- [SHORT EXERCISE]: Omit all pictures, then retype the data exactly as given.

>>>>

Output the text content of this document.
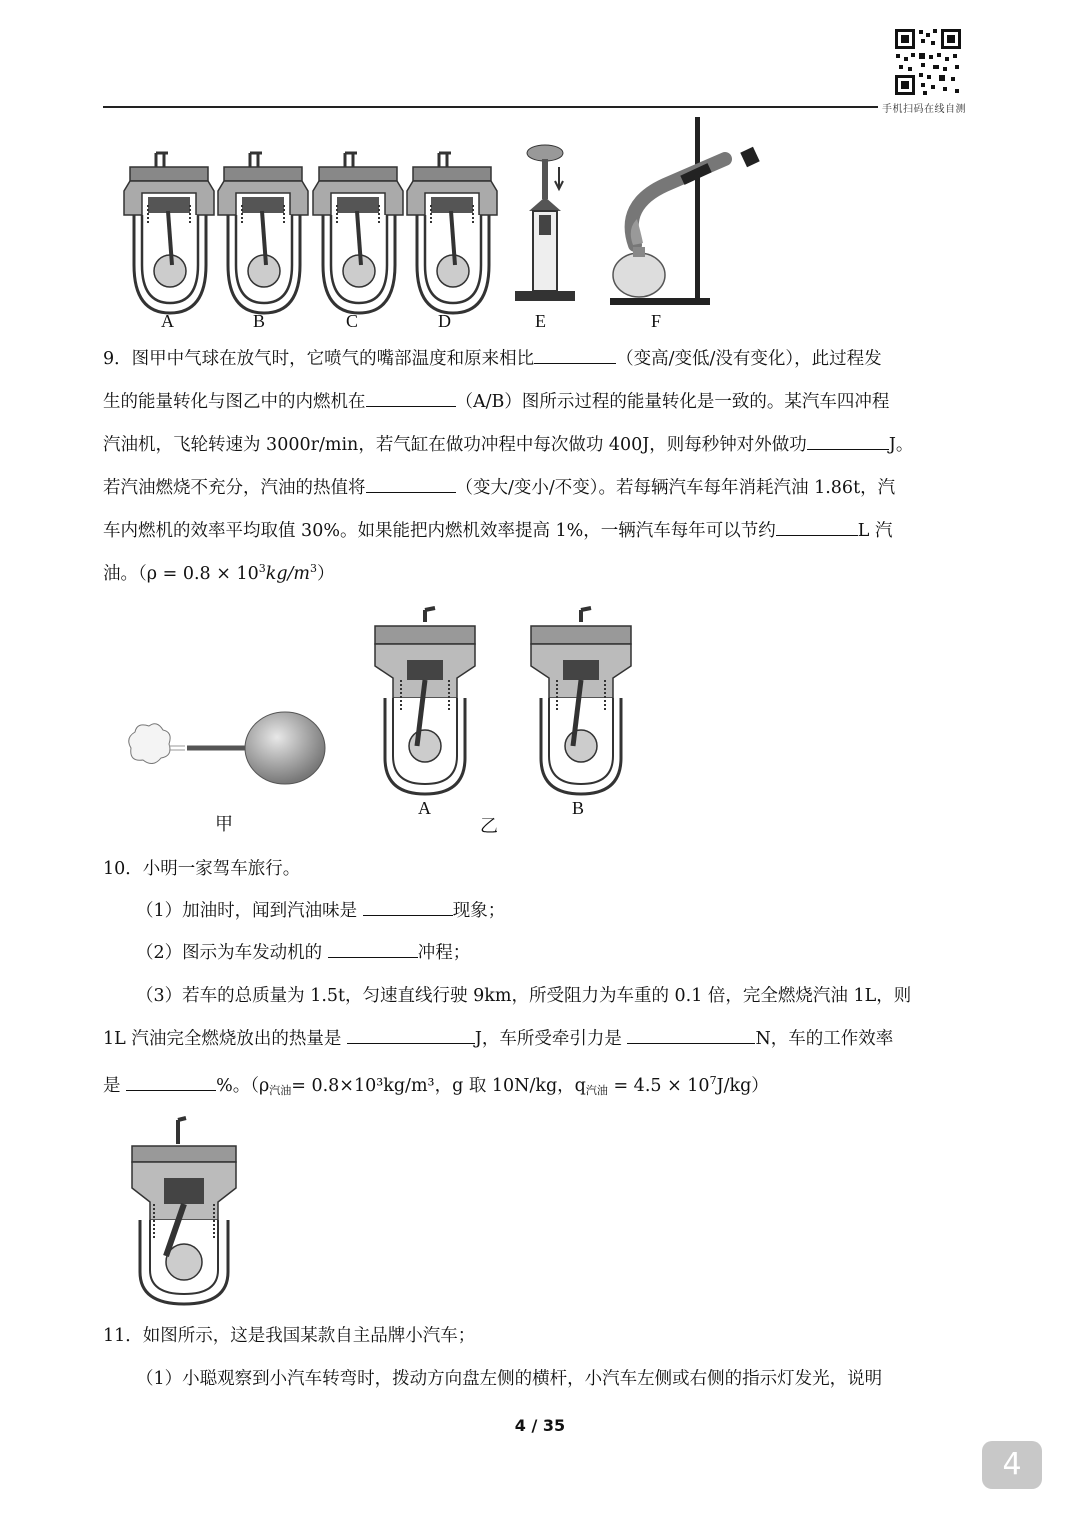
手机扫码在线自测
A	B	C	D	E	F
9．图甲中气球在放气时，它喷气的嘴部温度和原来相比	（变高/变低/没有变化），此过程发
生的能量转化与图乙中的内燃机在	（A/B）图所示过程的能量转化是一致的。某汽车四冲程
汽油机，飞轮转速为 3000r/min，若气缸在做功冲程中每次做功 400J，则每秒钟对外做功	J。
若汽油燃烧不充分，汽油的热值将	（变大/变小/不变）。若每辆汽车每年消耗汽油 1.86t，汽
车内燃机的效率平均取值 30%。如果能把内燃机效率提高 1%，一辆汽车每年可以节约	L 汽
油。$(\rho = 0.8 \times 10^3kg/m^3)$
甲
A
乙
B
10．小明一家驾车旅行。
（1）加油时，闻到汽油味是	现象；
（2）图示为车发动机的	冲程；
（3）若车的总质量为 1.5t，匀速直线行驶 9km，所受阻力为车重的 0.1 倍，完全燃烧汽油 1L，则
1L 汽油完全燃烧放出的热量是	J，车所受牵引力是	N，车的工作效率
是	%。（$\rho_{汽油}= 0.8\times 10^3kg/m^3$，g 取 10N/kg，$q_{汽油} = 4.5 \times 10^7J/kg$）
11．如图所示，这是我国某款自主品牌小汽车；
（1）小聪观察到小汽车转弯时，拨动方向盘左侧的横杆，小汽车左侧或右侧的指示灯发光，说明
4 / 35
4
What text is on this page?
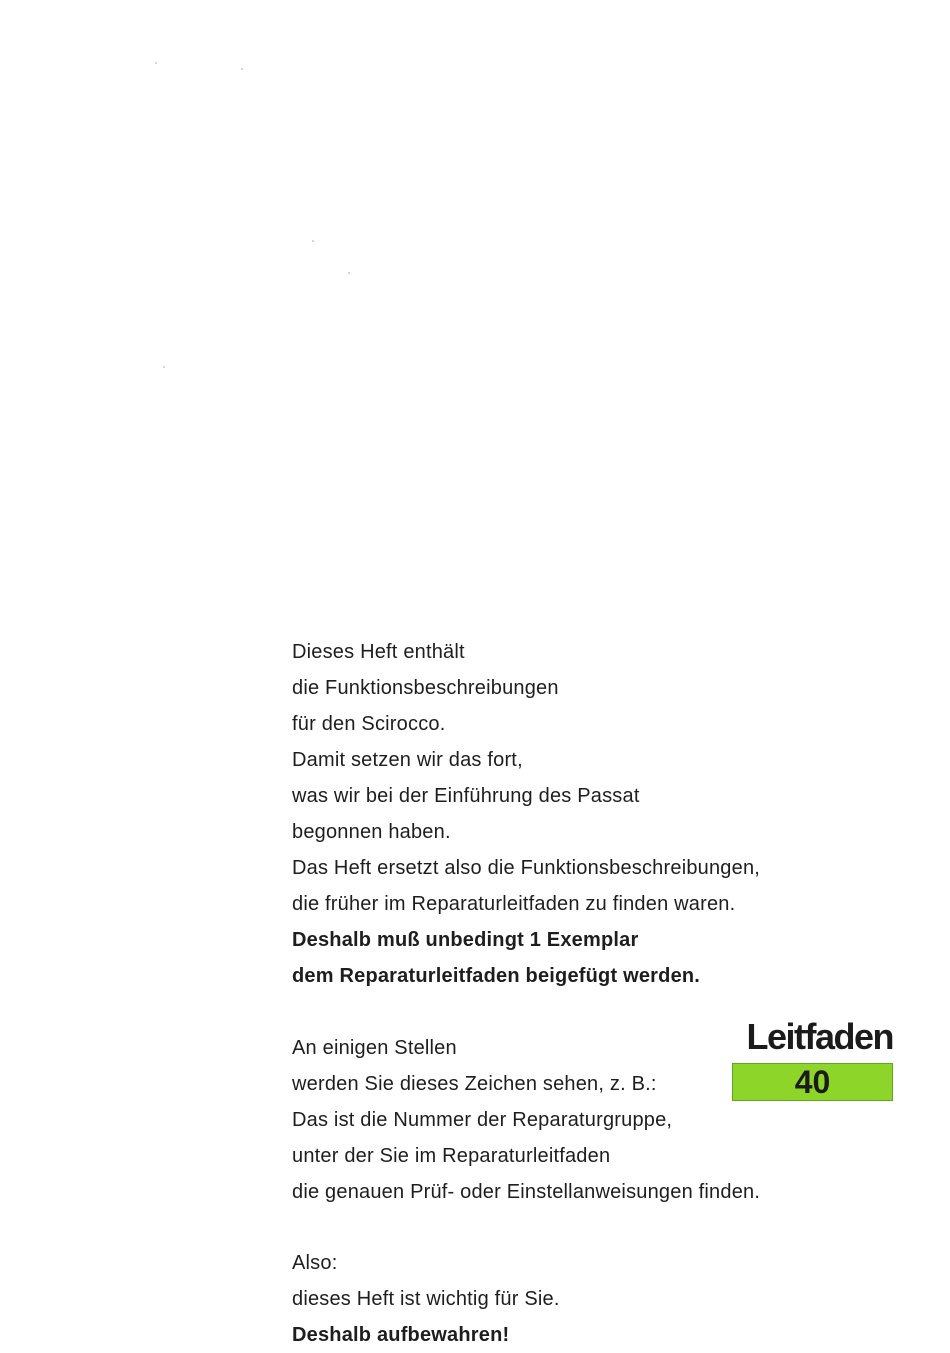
Dieses Heft enthält
die Funktionsbeschreibungen
für den Scirocco.
Damit setzen wir das fort,
was wir bei der Einführung des Passat
begonnen haben.
Das Heft ersetzt also die Funktionsbeschreibungen,
die früher im Reparaturleitfaden zu finden waren.
Deshalb muß unbedingt 1 Exemplar
dem Reparaturleitfaden beigefügt werden.
An einigen Stellen
werden Sie dieses Zeichen sehen, z. B.:
Das ist die Nummer der Reparaturgruppe,
unter der Sie im Reparaturleitfaden
die genauen Prüf- oder Einstellanweisungen finden.
Leitfaden
40
Also:
dieses Heft ist wichtig für Sie.
Deshalb aufbewahren!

<<<<

- [RESULT]:
Output the text content of this document.
手机扫码在线自测
A	B	C	D	E	F
9．图甲中气球在放气时，它喷气的嘴部温度和原来相比	（变高/变低/没有变化），此过程发
生的能量转化与图乙中的内燃机在	（A/B）图所示过程的能量转化是一致的。某汽车四冲程
汽油机，飞轮转速为 3000r/min，若气缸在做功冲程中每次做功 400J，则每秒钟对外做功	J。
若汽油燃烧不充分，汽油的热值将	（变大/变小/不变）。若每辆汽车每年消耗汽油 1.86t，汽
车内燃机的效率平均取值 30%。如果能把内燃机效率提高 1%，一辆汽车每年可以节约	L 汽
油。$(\rho = 0.8 \times 10^3kg/m^3)$
甲
A
乙
B
10．小明一家驾车旅行。
（1）加油时，闻到汽油味是	现象；
（2）图示为车发动机的	冲程；
（3）若车的总质量为 1.5t，匀速直线行驶 9km，所受阻力为车重的 0.1 倍，完全燃烧汽油 1L，则
1L 汽油完全燃烧放出的热量是	J，车所受牵引力是	N，车的工作效率
是	%。（$\rho_{汽油}= 0.8\times 10^3kg/m^3$，g 取 10N/kg，$q_{汽油} = 4.5 \times 10^7J/kg$）
11．如图所示，这是我国某款自主品牌小汽车；
（1）小聪观察到小汽车转弯时，拨动方向盘左侧的横杆，小汽车左侧或右侧的指示灯发光，说明
4 / 35
4
What text is on this page?
Dieses Heft enthält
die Funktionsbeschreibungen
für den Scirocco.
Damit setzen wir das fort,
was wir bei der Einführung des Passat
begonnen haben.
Das Heft ersetzt also die Funktionsbeschreibungen,
die früher im Reparaturleitfaden zu finden waren.
Deshalb muß unbedingt 1 Exemplar
dem Reparaturleitfaden beigefügt werden.
An einigen Stellen
werden Sie dieses Zeichen sehen, z. B.:
Das ist die Nummer der Reparaturgruppe,
unter der Sie im Reparaturleitfaden
die genauen Prüf- oder Einstellanweisungen finden.
Leitfaden
40
Also:
dieses Heft ist wichtig für Sie.
Deshalb aufbewahren!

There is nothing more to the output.